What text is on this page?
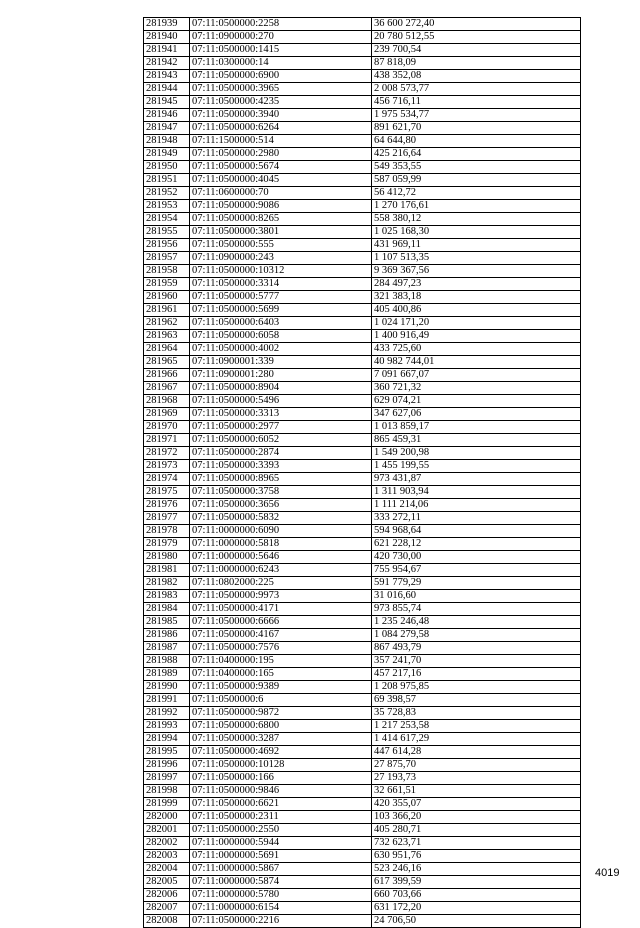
281939	07:11:0500000:2258	36 600 272,40
281940	07:11:0900000:270	20 780 512,55
281941	07:11:0500000:1415	239 700,54
281942	07:11:0300000:14	87 818,09
281943	07:11:0500000:6900	438 352,08
281944	07:11:0500000:3965	2 008 573,77
281945	07:11:0500000:4235	456 716,11
281946	07:11:0500000:3940	1 975 534,77
281947	07:11:0500000:6264	891 621,70
281948	07:11:1500000:514	64 644,80
281949	07:11:0500000:2980	425 216,64
281950	07:11:0500000:5674	549 353,55
281951	07:11:0500000:4045	587 059,99
281952	07:11:0600000:70	56 412,72
281953	07:11:0500000:9086	1 270 176,61
281954	07:11:0500000:8265	558 380,12
281955	07:11:0500000:3801	1 025 168,30
281956	07:11:0500000:555	431 969,11
281957	07:11:0900000:243	1 107 513,35
281958	07:11:0500000:10312	9 369 367,56
281959	07:11:0500000:3314	284 497,23
281960	07:11:0500000:5777	321 383,18
281961	07:11:0500000:5699	405 400,86
281962	07:11:0500000:6403	1 024 171,20
281963	07:11:0500000:6058	1 400 916,49
281964	07:11:0500000:4002	433 725,60
281965	07:11:0900001:339	40 982 744,01
281966	07:11:0900001:280	7 091 667,07
281967	07:11:0500000:8904	360 721,32
281968	07:11:0500000:5496	629 074,21
281969	07:11:0500000:3313	347 627,06
281970	07:11:0500000:2977	1 013 859,17
281971	07:11:0500000:6052	865 459,31
281972	07:11:0500000:2874	1 549 200,98
281973	07:11:0500000:3393	1 455 199,55
281974	07:11:0500000:8965	973 431,87
281975	07:11:0500000:3758	1 311 903,94
281976	07:11:0500000:3656	1 111 214,06
281977	07:11:0500000:5832	333 272,11
281978	07:11:0000000:6090	594 968,64
281979	07:11:0000000:5818	621 228,12
281980	07:11:0000000:5646	420 730,00
281981	07:11:0000000:6243	755 954,67
281982	07:11:0802000:225	591 779,29
281983	07:11:0500000:9973	31 016,60
281984	07:11:0500000:4171	973 855,74
281985	07:11:0500000:6666	1 235 246,48
281986	07:11:0500000:4167	1 084 279,58
281987	07:11:0500000:7576	867 493,79
281988	07:11:0400000:195	357 241,70
281989	07:11:0400000:165	457 217,16
281990	07:11:0500000:9389	1 208 975,85
281991	07:11:0500000:6	69 398,57
281992	07:11:0500000:9872	35 728,83
281993	07:11:0500000:6800	1 217 253,58
281994	07:11:0500000:3287	1 414 617,29
281995	07:11:0500000:4692	447 614,28
281996	07:11:0500000:10128	27 875,70
281997	07:11:0500000:166	27 193,73
281998	07:11:0500000:9846	32 661,51
281999	07:11:0500000:6621	420 355,07
282000	07:11:0500000:2311	103 366,20
282001	07:11:0500000:2550	405 280,71
282002	07:11:0000000:5944	732 623,71
282003	07:11:0000000:5691	630 951,76
282004	07:11:0000000:5867	523 246,16
282005	07:11:0000000:5874	617 399,59
282006	07:11:0000000:5780	660 703,66
282007	07:11:0000000:6154	631 172,20
282008	07:11:0500000:2216	24 706,50
4019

++++++++

▸ **Problem requirements**:
Print out the lines exactly, skipping any picture.

▸ **Solution**:
What text is on this page?
281939	07:11:0500000:2258	36 600 272,40
281940	07:11:0900000:270	20 780 512,55
281941	07:11:0500000:1415	239 700,54
281942	07:11:0300000:14	87 818,09
281943	07:11:0500000:6900	438 352,08
281944	07:11:0500000:3965	2 008 573,77
281945	07:11:0500000:4235	456 716,11
281946	07:11:0500000:3940	1 975 534,77
281947	07:11:0500000:6264	891 621,70
281948	07:11:1500000:514	64 644,80
281949	07:11:0500000:2980	425 216,64
281950	07:11:0500000:5674	549 353,55
281951	07:11:0500000:4045	587 059,99
281952	07:11:0600000:70	56 412,72
281953	07:11:0500000:9086	1 270 176,61
281954	07:11:0500000:8265	558 380,12
281955	07:11:0500000:3801	1 025 168,30
281956	07:11:0500000:555	431 969,11
281957	07:11:0900000:243	1 107 513,35
281958	07:11:0500000:10312	9 369 367,56
281959	07:11:0500000:3314	284 497,23
281960	07:11:0500000:5777	321 383,18
281961	07:11:0500000:5699	405 400,86
281962	07:11:0500000:6403	1 024 171,20
281963	07:11:0500000:6058	1 400 916,49
281964	07:11:0500000:4002	433 725,60
281965	07:11:0900001:339	40 982 744,01
281966	07:11:0900001:280	7 091 667,07
281967	07:11:0500000:8904	360 721,32
281968	07:11:0500000:5496	629 074,21
281969	07:11:0500000:3313	347 627,06
281970	07:11:0500000:2977	1 013 859,17
281971	07:11:0500000:6052	865 459,31
281972	07:11:0500000:2874	1 549 200,98
281973	07:11:0500000:3393	1 455 199,55
281974	07:11:0500000:8965	973 431,87
281975	07:11:0500000:3758	1 311 903,94
281976	07:11:0500000:3656	1 111 214,06
281977	07:11:0500000:5832	333 272,11
281978	07:11:0000000:6090	594 968,64
281979	07:11:0000000:5818	621 228,12
281980	07:11:0000000:5646	420 730,00
281981	07:11:0000000:6243	755 954,67
281982	07:11:0802000:225	591 779,29
281983	07:11:0500000:9973	31 016,60
281984	07:11:0500000:4171	973 855,74
281985	07:11:0500000:6666	1 235 246,48
281986	07:11:0500000:4167	1 084 279,58
281987	07:11:0500000:7576	867 493,79
281988	07:11:0400000:195	357 241,70
281989	07:11:0400000:165	457 217,16
281990	07:11:0500000:9389	1 208 975,85
281991	07:11:0500000:6	69 398,57
281992	07:11:0500000:9872	35 728,83
281993	07:11:0500000:6800	1 217 253,58
281994	07:11:0500000:3287	1 414 617,29
281995	07:11:0500000:4692	447 614,28
281996	07:11:0500000:10128	27 875,70
281997	07:11:0500000:166	27 193,73
281998	07:11:0500000:9846	32 661,51
281999	07:11:0500000:6621	420 355,07
282000	07:11:0500000:2311	103 366,20
282001	07:11:0500000:2550	405 280,71
282002	07:11:0000000:5944	732 623,71
282003	07:11:0000000:5691	630 951,76
282004	07:11:0000000:5867	523 246,16
282005	07:11:0000000:5874	617 399,59
282006	07:11:0000000:5780	660 703,66
282007	07:11:0000000:6154	631 172,20
282008	07:11:0500000:2216	24 706,50
4019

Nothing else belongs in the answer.